--- START Material for the task ---
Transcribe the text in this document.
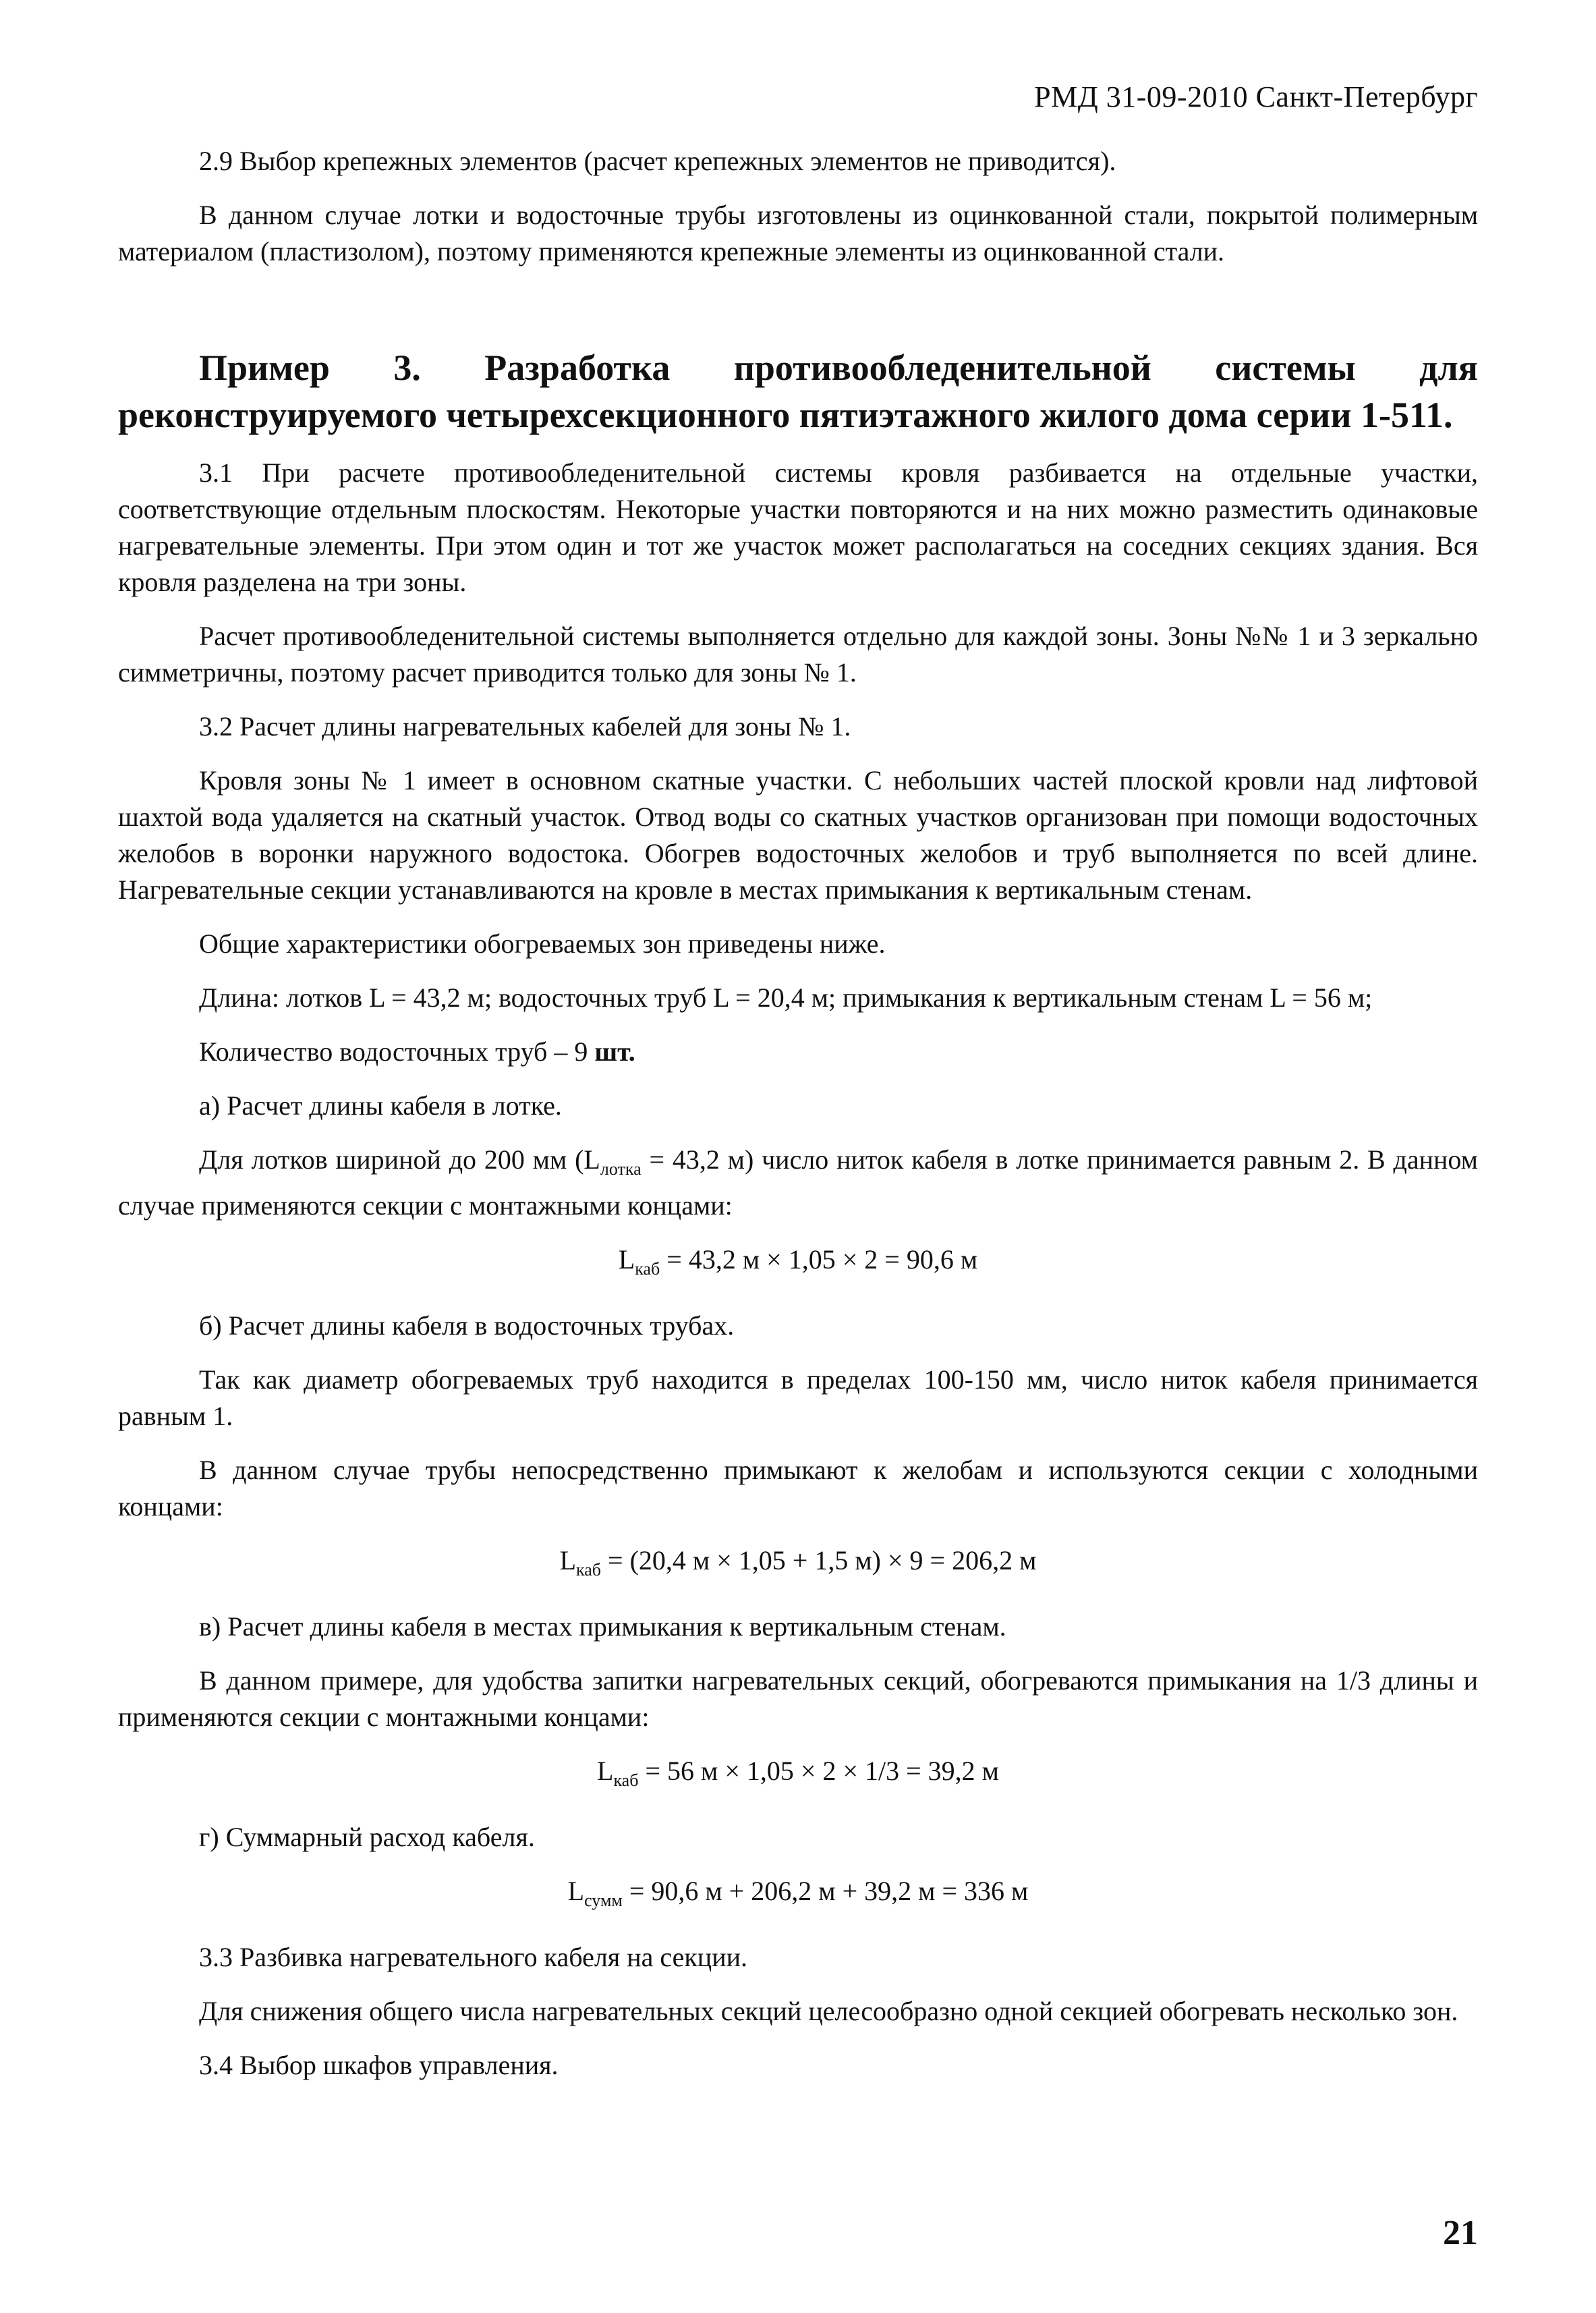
РМД 31-09-2010 Санкт-Петербург

2.9 Выбор крепежных элементов (расчет крепежных элементов не приводится).

В данном случае лотки и водосточные трубы изготовлены из оцинкованной стали, покрытой полимерным материалом (пластизолом), поэтому применяются крепежные элементы из оцинкованной стали.

Пример 3. Разработка противообледенительной системы для реконструируемого четырехсекционного пятиэтажного жилого дома серии 1-511.

3.1 При расчете противообледенительной системы кровля разбивается на отдельные участки, соответствующие отдельным плоскостям. Некоторые участки повторяются и на них можно разместить одинаковые нагревательные элементы. При этом один и тот же участок может располагаться на соседних секциях здания. Вся кровля разделена на три зоны.

Расчет противообледенительной системы выполняется отдельно для каждой зоны. Зоны №№ 1 и 3 зеркально симметричны, поэтому расчет приводится только для зоны № 1.

3.2 Расчет длины нагревательных кабелей для зоны № 1.

Кровля зоны № 1 имеет в основном скатные участки. С небольших частей плоской кровли над лифтовой шахтой вода удаляется на скатный участок. Отвод воды со скатных участков организован при помощи водосточных желобов в воронки наружного водостока. Обогрев водосточных желобов и труб выполняется по всей длине. Нагревательные секции устанавливаются на кровле в местах примыкания к вертикальным стенам.

Общие характеристики обогреваемых зон приведены ниже.

Длина: лотков L = 43,2 м; водосточных труб L = 20,4 м; примыкания к вертикальным стенам L = 56 м;

Количество водосточных труб – 9 шт.

а) Расчет длины кабеля в лотке.

Для лотков шириной до 200 мм ($L_{лотка} = 43,2$ м) число ниток кабеля в лотке принимается равным 2. В данном случае применяются секции с монтажными концами:

$L_{каб} = 43,2$ м × 1,05 × 2 = 90,6 м

б) Расчет длины кабеля в водосточных трубах.

Так как диаметр обогреваемых труб находится в пределах 100-150 мм, число ниток кабеля принимается равным 1.

В данном случае трубы непосредственно примыкают к желобам и используются секции с холодными концами:

$L_{каб} = (20,4$ м × 1,05 + 1,5 м) × 9 = 206,2 м

в) Расчет длины кабеля в местах примыкания к вертикальным стенам.

В данном примере, для удобства запитки нагревательных секций, обогреваются примыкания на 1/3 длины и применяются секции с монтажными концами:

$L_{каб} = 56$ м × 1,05 × 2 × 1/3 = 39,2 м

г) Суммарный расход кабеля.

$L_{сумм} = 90,6$ м + 206,2 м + 39,2 м = 336 м

3.3 Разбивка нагревательного кабеля на секции.

Для снижения общего числа нагревательных секций целесообразно одной секцией обогревать несколько зон.

3.4 Выбор шкафов управления.

21
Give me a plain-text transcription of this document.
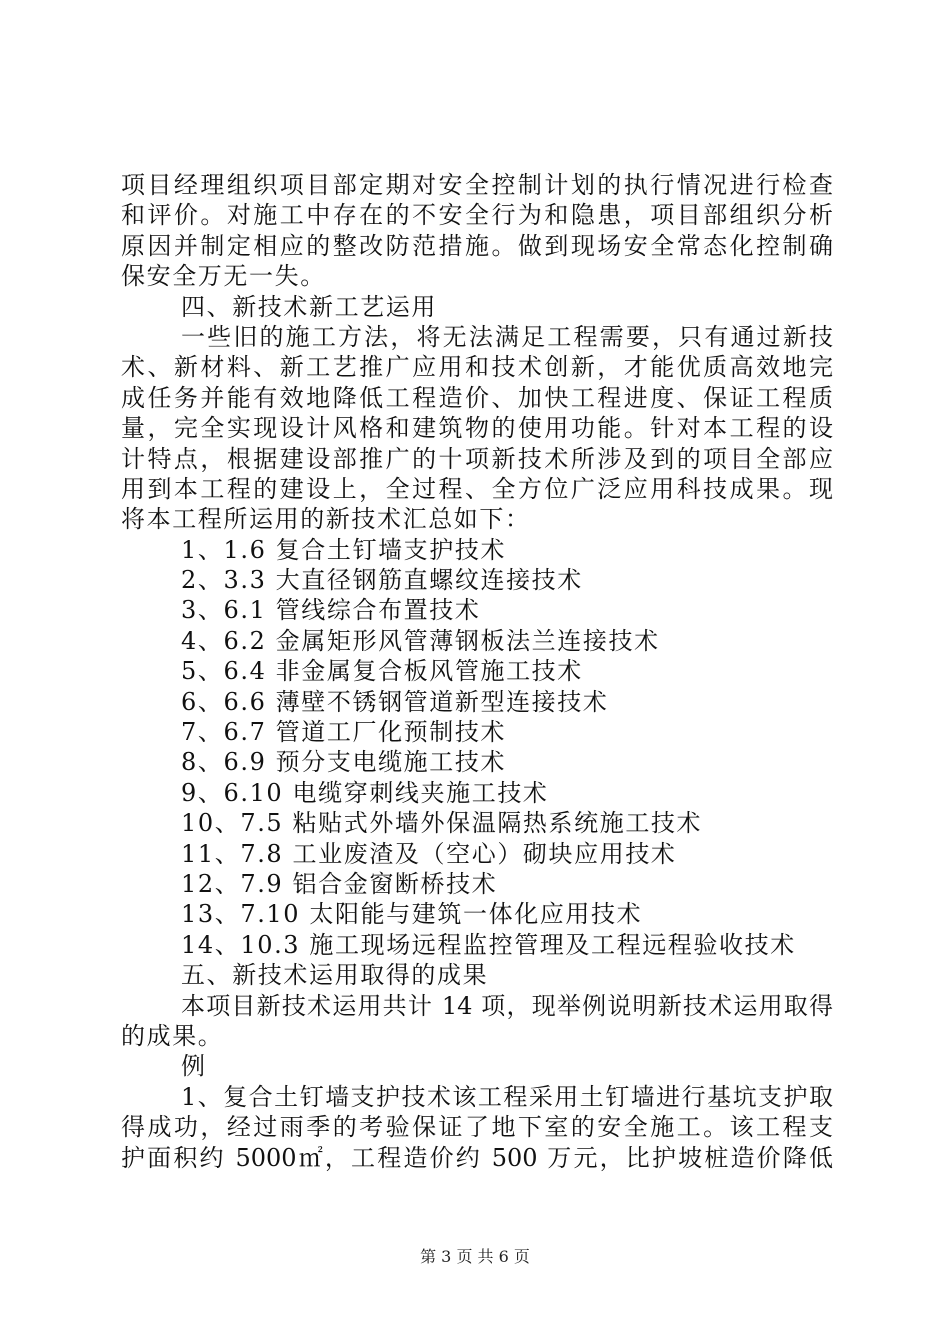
项目经理组织项目部定期对安全控制计划的执行情况进行检查
和评价。对施工中存在的不安全行为和隐患，项目部组织分析
原因并制定相应的整改防范措施。做到现场安全常态化控制确
保安全万无一失。
四、新技术新工艺运用
一些旧的施工方法，将无法满足工程需要，只有通过新技
术、新材料、新工艺推广应用和技术创新，才能优质高效地完
成任务并能有效地降低工程造价、加快工程进度、保证工程质
量，完全实现设计风格和建筑物的使用功能。针对本工程的设
计特点，根据建设部推广的十项新技术所涉及到的项目全部应
用到本工程的建设上，全过程、全方位广泛应用科技成果。现
将本工程所运用的新技术汇总如下：
1、1.6 复合土钉墙支护技术
2、3.3 大直径钢筋直螺纹连接技术
3、6.1 管线综合布置技术
4、6.2 金属矩形风管薄钢板法兰连接技术
5、6.4 非金属复合板风管施工技术
6、6.6 薄壁不锈钢管道新型连接技术
7、6.7 管道工厂化预制技术
8、6.9 预分支电缆施工技术
9、6.10 电缆穿刺线夹施工技术
10、7.5 粘贴式外墙外保温隔热系统施工技术
11、7.8 工业废渣及（空心）砌块应用技术
12、7.9 铝合金窗断桥技术
13、7.10 太阳能与建筑一体化应用技术
14、10.3 施工现场远程监控管理及工程远程验收技术
五、新技术运用取得的成果
本项目新技术运用共计 14 项，现举例说明新技术运用取得
的成果。
例
1、复合土钉墙支护技术该工程采用土钉墙进行基坑支护取
得成功，经过雨季的考验保证了地下室的安全施工。该工程支
护面积约 5000㎡，工程造价约 500 万元，比护坡桩造价降低
第 3 页 共 6 页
--- END Material for the task ---
For each line of the listing that holds the word "применяются", show that line.

В данном случае лотки и водосточные трубы изготовлены из оцинкованной стали, покрытой полимерным материалом (пластизолом), поэтому применяются крепежные элементы из оцинкованной стали.
Для лотков шириной до 200 мм ($L_{лотка} = 43,2$ м) число ниток кабеля в лотке принимается равным 2. В данном случае применяются секции с монтажными концами:
В данном примере, для удобства запитки нагревательных секций, обогреваются примыкания на 1/3 длины и применяются секции с монтажными концами:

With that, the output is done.